§ **Given exercise**:
Transcribe word for word each line from the one containing "Transcribe this chart's" to the final line of the data, both included. Skip the pictures.

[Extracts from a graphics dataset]
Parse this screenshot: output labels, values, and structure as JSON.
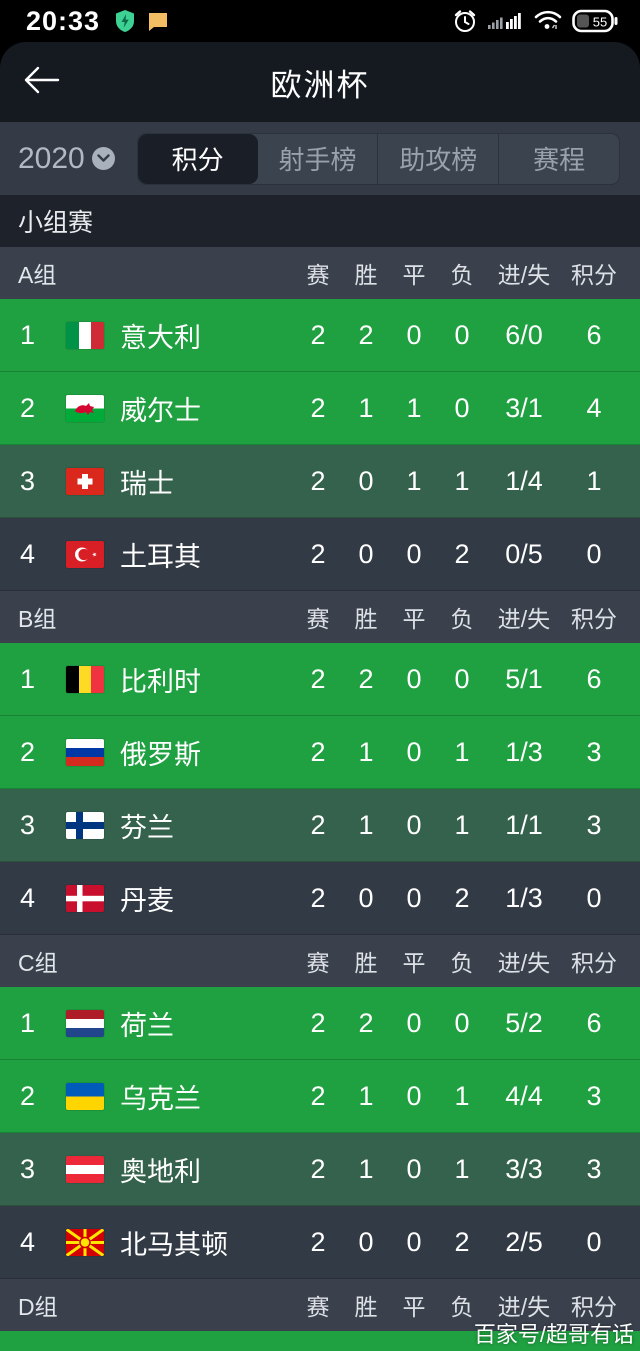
{
  "status_bar": {
    "time": "20:33",
    "battery_percent": "55",
    "left_icons": [
      "shield-icon",
      "message-icon"
    ],
    "right_icons": [
      "alarm-icon",
      "signal-icon",
      "wifi-icon",
      "battery-icon"
    ]
  },
  "header": {
    "title": "欧洲杯"
  },
  "filter_bar": {
    "season": "2020",
    "tabs": [
      {
        "label": "积分",
        "active": true
      },
      {
        "label": "射手榜",
        "active": false
      },
      {
        "label": "助攻榜",
        "active": false
      },
      {
        "label": "赛程",
        "active": false
      }
    ]
  },
  "section": {
    "title": "小组赛"
  },
  "table": {
    "columns": [
      "赛",
      "胜",
      "平",
      "负",
      "进/失",
      "积分"
    ],
    "groups": [
      {
        "name": "A组",
        "teams": [
          {
            "rank": "1",
            "flag": "italy",
            "team": "意大利",
            "played": "2",
            "won": "2",
            "drawn": "0",
            "lost": "0",
            "goals": "6/0",
            "points": "6"
          },
          {
            "rank": "2",
            "flag": "wales",
            "team": "威尔士",
            "played": "2",
            "won": "1",
            "drawn": "1",
            "lost": "0",
            "goals": "3/1",
            "points": "4"
          },
          {
            "rank": "3",
            "flag": "switzerland",
            "team": "瑞士",
            "played": "2",
            "won": "0",
            "drawn": "1",
            "lost": "1",
            "goals": "1/4",
            "points": "1"
          },
          {
            "rank": "4",
            "flag": "turkey",
            "team": "土耳其",
            "played": "2",
            "won": "0",
            "drawn": "0",
            "lost": "2",
            "goals": "0/5",
            "points": "0"
          }
        ]
      },
      {
        "name": "B组",
        "teams": [
          {
            "rank": "1",
            "flag": "belgium",
            "team": "比利时",
            "played": "2",
            "won": "2",
            "drawn": "0",
            "lost": "0",
            "goals": "5/1",
            "points": "6"
          },
          {
            "rank": "2",
            "flag": "russia",
            "team": "俄罗斯",
            "played": "2",
            "won": "1",
            "drawn": "0",
            "lost": "1",
            "goals": "1/3",
            "points": "3"
          },
          {
            "rank": "3",
            "flag": "finland",
            "team": "芬兰",
            "played": "2",
            "won": "1",
            "drawn": "0",
            "lost": "1",
            "goals": "1/1",
            "points": "3"
          },
          {
            "rank": "4",
            "flag": "denmark",
            "team": "丹麦",
            "played": "2",
            "won": "0",
            "drawn": "0",
            "lost": "2",
            "goals": "1/3",
            "points": "0"
          }
        ]
      },
      {
        "name": "C组",
        "teams": [
          {
            "rank": "1",
            "flag": "netherlands",
            "team": "荷兰",
            "played": "2",
            "won": "2",
            "drawn": "0",
            "lost": "0",
            "goals": "5/2",
            "points": "6"
          },
          {
            "rank": "2",
            "flag": "ukraine",
            "team": "乌克兰",
            "played": "2",
            "won": "1",
            "drawn": "0",
            "lost": "1",
            "goals": "4/4",
            "points": "3"
          },
          {
            "rank": "3",
            "flag": "austria",
            "team": "奥地利",
            "played": "2",
            "won": "1",
            "drawn": "0",
            "lost": "1",
            "goals": "3/3",
            "points": "3"
          },
          {
            "rank": "4",
            "flag": "northmacedonia",
            "team": "北马其顿",
            "played": "2",
            "won": "0",
            "drawn": "0",
            "lost": "2",
            "goals": "2/5",
            "points": "0"
          }
        ]
      },
      {
        "name": "D组",
        "teams": []
      }
    ]
  },
  "colors": {
    "row_rank_1_2": "#1fa041",
    "row_rank_3": "#35624c",
    "row_rank_4": "#323a45",
    "accent_green": "#1fa041",
    "shield_green": "#3ed194",
    "message_orange": "#f2bd63"
  },
  "watermark": "百家号/超哥有话"
}
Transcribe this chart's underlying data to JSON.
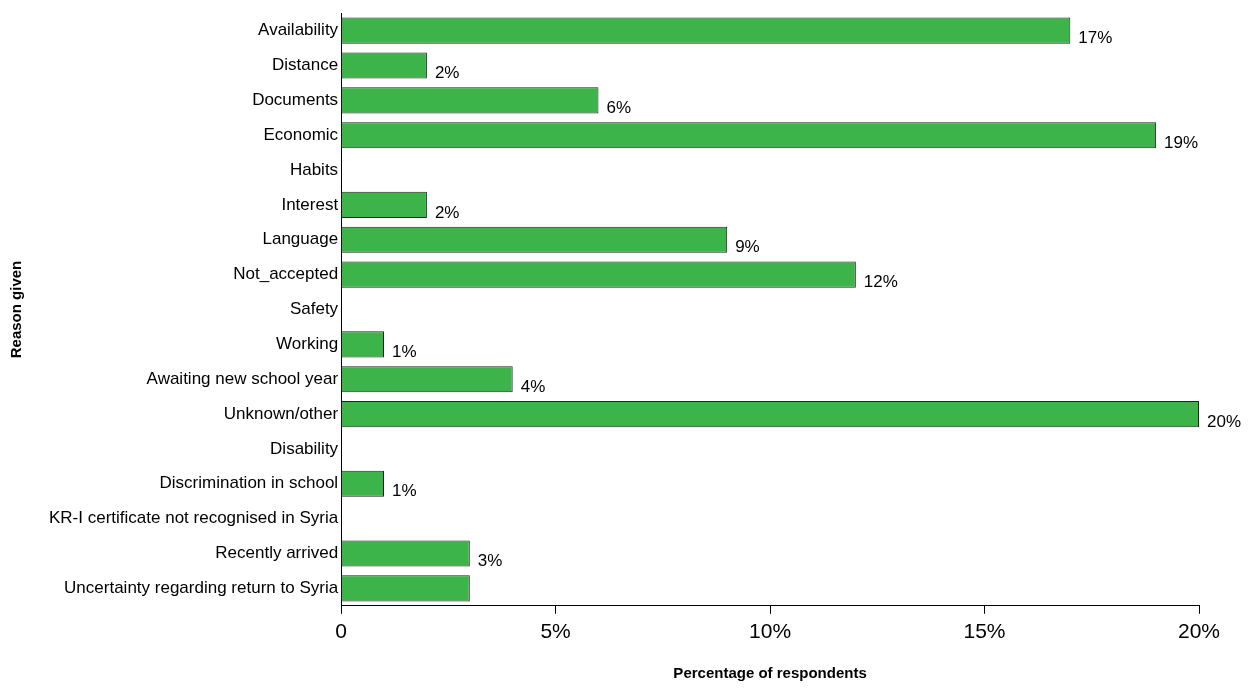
{
  "chart_data": {
    "type": "bar",
    "orientation": "horizontal",
    "xlabel": "Percentage of respondents",
    "ylabel": "Reason given",
    "categories": [
      "Availability",
      "Distance",
      "Documents",
      "Economic",
      "Habits",
      "Interest",
      "Language",
      "Not_accepted",
      "Safety",
      "Working",
      "Awaiting new school year",
      "Unknown/other",
      "Disability",
      "Discrimination in school",
      "KR-I certificate not recognised in Syria",
      "Recently arrived",
      "Uncertainty regarding return to Syria"
    ],
    "values": [
      17,
      2,
      6,
      19,
      0,
      2,
      9,
      12,
      0,
      1,
      4,
      20,
      0,
      1,
      0,
      3,
      3
    ],
    "value_labels": [
      "17%",
      "2%",
      "6%",
      "19%",
      null,
      "2%",
      "9%",
      "12%",
      null,
      "1%",
      "4%",
      "20%",
      null,
      "1%",
      null,
      "3%",
      null
    ],
    "color": "#3cb44a",
    "xlim": [
      0,
      20
    ],
    "xticks": [
      {
        "value": 0,
        "label": "0"
      },
      {
        "value": 5,
        "label": "5%"
      },
      {
        "value": 10,
        "label": "10%"
      },
      {
        "value": 15,
        "label": "15%"
      },
      {
        "value": 20,
        "label": "20%"
      }
    ],
    "grid": false,
    "legend": false
  }
}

§ **Result of the exercise**:
Transcribe this chart's underlying data to JSON.
{
  "chart_data": {
    "type": "bar",
    "orientation": "horizontal",
    "xlabel": "Percentage of respondents",
    "ylabel": "Reason given",
    "categories": [
      "Availability",
      "Distance",
      "Documents",
      "Economic",
      "Habits",
      "Interest",
      "Language",
      "Not_accepted",
      "Safety",
      "Working",
      "Awaiting new school year",
      "Unknown/other",
      "Disability",
      "Discrimination in school",
      "KR-I certificate not recognised in Syria",
      "Recently arrived",
      "Uncertainty regarding return to Syria"
    ],
    "values": [
      17,
      2,
      6,
      19,
      0,
      2,
      9,
      12,
      0,
      1,
      4,
      20,
      0,
      1,
      0,
      3,
      3
    ],
    "value_labels": [
      "17%",
      "2%",
      "6%",
      "19%",
      null,
      "2%",
      "9%",
      "12%",
      null,
      "1%",
      "4%",
      "20%",
      null,
      "1%",
      null,
      "3%",
      null
    ],
    "color": "#3cb44a",
    "xlim": [
      0,
      20
    ],
    "xticks": [
      {
        "value": 0,
        "label": "0"
      },
      {
        "value": 5,
        "label": "5%"
      },
      {
        "value": 10,
        "label": "10%"
      },
      {
        "value": 15,
        "label": "15%"
      },
      {
        "value": 20,
        "label": "20%"
      }
    ],
    "grid": false,
    "legend": false
  }
}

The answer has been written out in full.